== Stored records ==

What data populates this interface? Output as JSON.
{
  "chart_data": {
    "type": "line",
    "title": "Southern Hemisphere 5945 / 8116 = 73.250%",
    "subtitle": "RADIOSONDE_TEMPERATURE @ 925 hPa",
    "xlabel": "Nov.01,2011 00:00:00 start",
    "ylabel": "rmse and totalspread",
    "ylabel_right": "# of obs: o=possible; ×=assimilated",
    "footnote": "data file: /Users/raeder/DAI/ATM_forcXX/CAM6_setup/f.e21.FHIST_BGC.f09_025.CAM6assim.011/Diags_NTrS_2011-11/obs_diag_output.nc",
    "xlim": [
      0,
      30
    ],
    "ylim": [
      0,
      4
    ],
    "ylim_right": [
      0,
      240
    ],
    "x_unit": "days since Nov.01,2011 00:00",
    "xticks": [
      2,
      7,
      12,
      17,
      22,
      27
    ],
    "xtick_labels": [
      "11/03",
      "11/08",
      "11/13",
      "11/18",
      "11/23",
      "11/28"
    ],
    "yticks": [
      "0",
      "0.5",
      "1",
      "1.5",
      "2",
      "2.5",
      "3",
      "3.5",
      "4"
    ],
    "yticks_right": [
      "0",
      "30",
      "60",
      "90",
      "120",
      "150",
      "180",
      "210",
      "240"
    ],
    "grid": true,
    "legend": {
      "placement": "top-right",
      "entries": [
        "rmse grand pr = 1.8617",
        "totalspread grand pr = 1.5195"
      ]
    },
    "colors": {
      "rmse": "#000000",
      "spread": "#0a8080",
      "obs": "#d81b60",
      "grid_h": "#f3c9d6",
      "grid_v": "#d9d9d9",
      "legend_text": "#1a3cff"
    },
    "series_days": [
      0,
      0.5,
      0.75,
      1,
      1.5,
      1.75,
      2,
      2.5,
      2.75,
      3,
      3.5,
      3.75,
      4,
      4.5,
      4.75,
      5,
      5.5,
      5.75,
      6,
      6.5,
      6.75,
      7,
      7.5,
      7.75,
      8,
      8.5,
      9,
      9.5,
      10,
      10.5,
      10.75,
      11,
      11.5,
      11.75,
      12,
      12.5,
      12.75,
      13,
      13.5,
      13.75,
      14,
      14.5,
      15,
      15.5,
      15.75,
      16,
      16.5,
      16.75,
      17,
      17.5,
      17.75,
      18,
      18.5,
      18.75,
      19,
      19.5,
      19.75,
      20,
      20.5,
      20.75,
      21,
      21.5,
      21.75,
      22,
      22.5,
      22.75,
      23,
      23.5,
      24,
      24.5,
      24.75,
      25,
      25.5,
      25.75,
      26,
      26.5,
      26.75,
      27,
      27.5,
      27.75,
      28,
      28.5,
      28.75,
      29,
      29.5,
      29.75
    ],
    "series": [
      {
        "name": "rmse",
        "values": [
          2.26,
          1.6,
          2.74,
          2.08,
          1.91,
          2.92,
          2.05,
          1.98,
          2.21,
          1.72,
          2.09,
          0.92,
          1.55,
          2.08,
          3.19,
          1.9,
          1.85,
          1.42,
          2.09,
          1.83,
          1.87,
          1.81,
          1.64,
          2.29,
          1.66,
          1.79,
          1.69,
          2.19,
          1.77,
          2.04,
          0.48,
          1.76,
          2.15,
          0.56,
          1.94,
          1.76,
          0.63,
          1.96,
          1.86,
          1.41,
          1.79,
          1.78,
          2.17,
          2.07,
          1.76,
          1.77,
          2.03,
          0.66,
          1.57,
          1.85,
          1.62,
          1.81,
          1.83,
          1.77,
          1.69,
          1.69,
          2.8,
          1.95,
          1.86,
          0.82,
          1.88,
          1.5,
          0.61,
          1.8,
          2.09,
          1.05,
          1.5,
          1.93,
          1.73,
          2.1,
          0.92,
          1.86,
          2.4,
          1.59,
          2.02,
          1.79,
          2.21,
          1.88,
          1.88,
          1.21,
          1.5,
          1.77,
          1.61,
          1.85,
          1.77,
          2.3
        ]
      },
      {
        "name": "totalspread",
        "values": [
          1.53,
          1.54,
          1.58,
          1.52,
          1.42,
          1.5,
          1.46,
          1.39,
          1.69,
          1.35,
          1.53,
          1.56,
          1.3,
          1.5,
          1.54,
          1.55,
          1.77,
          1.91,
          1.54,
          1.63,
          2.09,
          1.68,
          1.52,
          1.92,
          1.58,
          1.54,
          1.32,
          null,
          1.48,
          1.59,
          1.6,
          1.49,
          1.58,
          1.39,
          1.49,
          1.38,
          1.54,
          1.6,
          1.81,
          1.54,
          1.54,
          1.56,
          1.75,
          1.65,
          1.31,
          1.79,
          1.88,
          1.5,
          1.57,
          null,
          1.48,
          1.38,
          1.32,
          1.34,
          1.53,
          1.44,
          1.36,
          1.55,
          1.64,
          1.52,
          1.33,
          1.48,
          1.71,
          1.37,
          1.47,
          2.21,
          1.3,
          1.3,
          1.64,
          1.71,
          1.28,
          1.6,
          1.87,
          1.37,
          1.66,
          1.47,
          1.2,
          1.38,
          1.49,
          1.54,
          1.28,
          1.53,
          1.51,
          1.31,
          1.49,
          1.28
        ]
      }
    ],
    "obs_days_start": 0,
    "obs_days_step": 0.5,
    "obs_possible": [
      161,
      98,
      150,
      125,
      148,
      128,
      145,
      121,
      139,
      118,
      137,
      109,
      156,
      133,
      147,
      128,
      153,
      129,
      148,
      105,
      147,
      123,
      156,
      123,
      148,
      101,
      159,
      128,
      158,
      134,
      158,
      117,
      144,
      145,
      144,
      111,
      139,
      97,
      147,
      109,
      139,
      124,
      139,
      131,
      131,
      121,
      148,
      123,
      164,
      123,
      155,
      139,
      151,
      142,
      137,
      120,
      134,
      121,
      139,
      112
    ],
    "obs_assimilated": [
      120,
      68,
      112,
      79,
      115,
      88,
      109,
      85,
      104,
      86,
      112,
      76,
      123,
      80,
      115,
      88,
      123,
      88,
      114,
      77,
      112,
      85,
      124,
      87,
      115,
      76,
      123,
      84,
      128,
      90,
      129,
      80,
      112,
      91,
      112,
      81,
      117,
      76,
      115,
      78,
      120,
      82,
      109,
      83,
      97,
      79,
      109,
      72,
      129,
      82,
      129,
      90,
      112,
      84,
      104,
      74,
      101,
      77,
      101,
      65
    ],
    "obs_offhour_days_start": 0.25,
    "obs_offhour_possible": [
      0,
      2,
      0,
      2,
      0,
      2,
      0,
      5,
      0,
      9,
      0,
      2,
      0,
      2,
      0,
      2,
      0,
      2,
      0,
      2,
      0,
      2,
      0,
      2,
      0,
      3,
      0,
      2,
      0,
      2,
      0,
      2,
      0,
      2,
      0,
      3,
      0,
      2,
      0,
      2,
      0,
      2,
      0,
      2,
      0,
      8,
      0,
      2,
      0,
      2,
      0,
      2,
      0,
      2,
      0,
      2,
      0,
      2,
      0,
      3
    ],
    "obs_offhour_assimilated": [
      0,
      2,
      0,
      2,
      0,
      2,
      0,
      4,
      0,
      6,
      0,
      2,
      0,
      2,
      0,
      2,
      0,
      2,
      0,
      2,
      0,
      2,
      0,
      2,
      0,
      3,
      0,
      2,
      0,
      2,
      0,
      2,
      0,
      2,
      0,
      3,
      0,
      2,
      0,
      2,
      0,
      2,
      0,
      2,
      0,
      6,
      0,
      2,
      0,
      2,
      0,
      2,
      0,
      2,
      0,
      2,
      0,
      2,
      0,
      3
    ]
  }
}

===

◆ **Given request**: Give the data again, exactly as it stands.

◆ **Task answer**:
What data populates this interface? Output as JSON.
{
  "chart_data": {
    "type": "line",
    "title": "Southern Hemisphere 5945 / 8116 = 73.250%",
    "subtitle": "RADIOSONDE_TEMPERATURE @ 925 hPa",
    "xlabel": "Nov.01,2011 00:00:00 start",
    "ylabel": "rmse and totalspread",
    "ylabel_right": "# of obs: o=possible; ×=assimilated",
    "footnote": "data file: /Users/raeder/DAI/ATM_forcXX/CAM6_setup/f.e21.FHIST_BGC.f09_025.CAM6assim.011/Diags_NTrS_2011-11/obs_diag_output.nc",
    "xlim": [
      0,
      30
    ],
    "ylim": [
      0,
      4
    ],
    "ylim_right": [
      0,
      240
    ],
    "x_unit": "days since Nov.01,2011 00:00",
    "xticks": [
      2,
      7,
      12,
      17,
      22,
      27
    ],
    "xtick_labels": [
      "11/03",
      "11/08",
      "11/13",
      "11/18",
      "11/23",
      "11/28"
    ],
    "yticks": [
      "0",
      "0.5",
      "1",
      "1.5",
      "2",
      "2.5",
      "3",
      "3.5",
      "4"
    ],
    "yticks_right": [
      "0",
      "30",
      "60",
      "90",
      "120",
      "150",
      "180",
      "210",
      "240"
    ],
    "grid": true,
    "legend": {
      "placement": "top-right",
      "entries": [
        "rmse grand pr = 1.8617",
        "totalspread grand pr = 1.5195"
      ]
    },
    "colors": {
      "rmse": "#000000",
      "spread": "#0a8080",
      "obs": "#d81b60",
      "grid_h": "#f3c9d6",
      "grid_v": "#d9d9d9",
      "legend_text": "#1a3cff"
    },
    "series_days": [
      0,
      0.5,
      0.75,
      1,
      1.5,
      1.75,
      2,
      2.5,
      2.75,
      3,
      3.5,
      3.75,
      4,
      4.5,
      4.75,
      5,
      5.5,
      5.75,
      6,
      6.5,
      6.75,
      7,
      7.5,
      7.75,
      8,
      8.5,
      9,
      9.5,
      10,
      10.5,
      10.75,
      11,
      11.5,
      11.75,
      12,
      12.5,
      12.75,
      13,
      13.5,
      13.75,
      14,
      14.5,
      15,
      15.5,
      15.75,
      16,
      16.5,
      16.75,
      17,
      17.5,
      17.75,
      18,
      18.5,
      18.75,
      19,
      19.5,
      19.75,
      20,
      20.5,
      20.75,
      21,
      21.5,
      21.75,
      22,
      22.5,
      22.75,
      23,
      23.5,
      24,
      24.5,
      24.75,
      25,
      25.5,
      25.75,
      26,
      26.5,
      26.75,
      27,
      27.5,
      27.75,
      28,
      28.5,
      28.75,
      29,
      29.5,
      29.75
    ],
    "series": [
      {
        "name": "rmse",
        "values": [
          2.26,
          1.6,
          2.74,
          2.08,
          1.91,
          2.92,
          2.05,
          1.98,
          2.21,
          1.72,
          2.09,
          0.92,
          1.55,
          2.08,
          3.19,
          1.9,
          1.85,
          1.42,
          2.09,
          1.83,
          1.87,
          1.81,
          1.64,
          2.29,
          1.66,
          1.79,
          1.69,
          2.19,
          1.77,
          2.04,
          0.48,
          1.76,
          2.15,
          0.56,
          1.94,
          1.76,
          0.63,
          1.96,
          1.86,
          1.41,
          1.79,
          1.78,
          2.17,
          2.07,
          1.76,
          1.77,
          2.03,
          0.66,
          1.57,
          1.85,
          1.62,
          1.81,
          1.83,
          1.77,
          1.69,
          1.69,
          2.8,
          1.95,
          1.86,
          0.82,
          1.88,
          1.5,
          0.61,
          1.8,
          2.09,
          1.05,
          1.5,
          1.93,
          1.73,
          2.1,
          0.92,
          1.86,
          2.4,
          1.59,
          2.02,
          1.79,
          2.21,
          1.88,
          1.88,
          1.21,
          1.5,
          1.77,
          1.61,
          1.85,
          1.77,
          2.3
        ]
      },
      {
        "name": "totalspread",
        "values": [
          1.53,
          1.54,
          1.58,
          1.52,
          1.42,
          1.5,
          1.46,
          1.39,
          1.69,
          1.35,
          1.53,
          1.56,
          1.3,
          1.5,
          1.54,
          1.55,
          1.77,
          1.91,
          1.54,
          1.63,
          2.09,
          1.68,
          1.52,
          1.92,
          1.58,
          1.54,
          1.32,
          null,
          1.48,
          1.59,
          1.6,
          1.49,
          1.58,
          1.39,
          1.49,
          1.38,
          1.54,
          1.6,
          1.81,
          1.54,
          1.54,
          1.56,
          1.75,
          1.65,
          1.31,
          1.79,
          1.88,
          1.5,
          1.57,
          null,
          1.48,
          1.38,
          1.32,
          1.34,
          1.53,
          1.44,
          1.36,
          1.55,
          1.64,
          1.52,
          1.33,
          1.48,
          1.71,
          1.37,
          1.47,
          2.21,
          1.3,
          1.3,
          1.64,
          1.71,
          1.28,
          1.6,
          1.87,
          1.37,
          1.66,
          1.47,
          1.2,
          1.38,
          1.49,
          1.54,
          1.28,
          1.53,
          1.51,
          1.31,
          1.49,
          1.28
        ]
      }
    ],
    "obs_days_start": 0,
    "obs_days_step": 0.5,
    "obs_possible": [
      161,
      98,
      150,
      125,
      148,
      128,
      145,
      121,
      139,
      118,
      137,
      109,
      156,
      133,
      147,
      128,
      153,
      129,
      148,
      105,
      147,
      123,
      156,
      123,
      148,
      101,
      159,
      128,
      158,
      134,
      158,
      117,
      144,
      145,
      144,
      111,
      139,
      97,
      147,
      109,
      139,
      124,
      139,
      131,
      131,
      121,
      148,
      123,
      164,
      123,
      155,
      139,
      151,
      142,
      137,
      120,
      134,
      121,
      139,
      112
    ],
    "obs_assimilated": [
      120,
      68,
      112,
      79,
      115,
      88,
      109,
      85,
      104,
      86,
      112,
      76,
      123,
      80,
      115,
      88,
      123,
      88,
      114,
      77,
      112,
      85,
      124,
      87,
      115,
      76,
      123,
      84,
      128,
      90,
      129,
      80,
      112,
      91,
      112,
      81,
      117,
      76,
      115,
      78,
      120,
      82,
      109,
      83,
      97,
      79,
      109,
      72,
      129,
      82,
      129,
      90,
      112,
      84,
      104,
      74,
      101,
      77,
      101,
      65
    ],
    "obs_offhour_days_start": 0.25,
    "obs_offhour_possible": [
      0,
      2,
      0,
      2,
      0,
      2,
      0,
      5,
      0,
      9,
      0,
      2,
      0,
      2,
      0,
      2,
      0,
      2,
      0,
      2,
      0,
      2,
      0,
      2,
      0,
      3,
      0,
      2,
      0,
      2,
      0,
      2,
      0,
      2,
      0,
      3,
      0,
      2,
      0,
      2,
      0,
      2,
      0,
      2,
      0,
      8,
      0,
      2,
      0,
      2,
      0,
      2,
      0,
      2,
      0,
      2,
      0,
      2,
      0,
      3
    ],
    "obs_offhour_assimilated": [
      0,
      2,
      0,
      2,
      0,
      2,
      0,
      4,
      0,
      6,
      0,
      2,
      0,
      2,
      0,
      2,
      0,
      2,
      0,
      2,
      0,
      2,
      0,
      2,
      0,
      3,
      0,
      2,
      0,
      2,
      0,
      2,
      0,
      2,
      0,
      3,
      0,
      2,
      0,
      2,
      0,
      2,
      0,
      2,
      0,
      6,
      0,
      2,
      0,
      2,
      0,
      2,
      0,
      2,
      0,
      2,
      0,
      2,
      0,
      3
    ]
  }
}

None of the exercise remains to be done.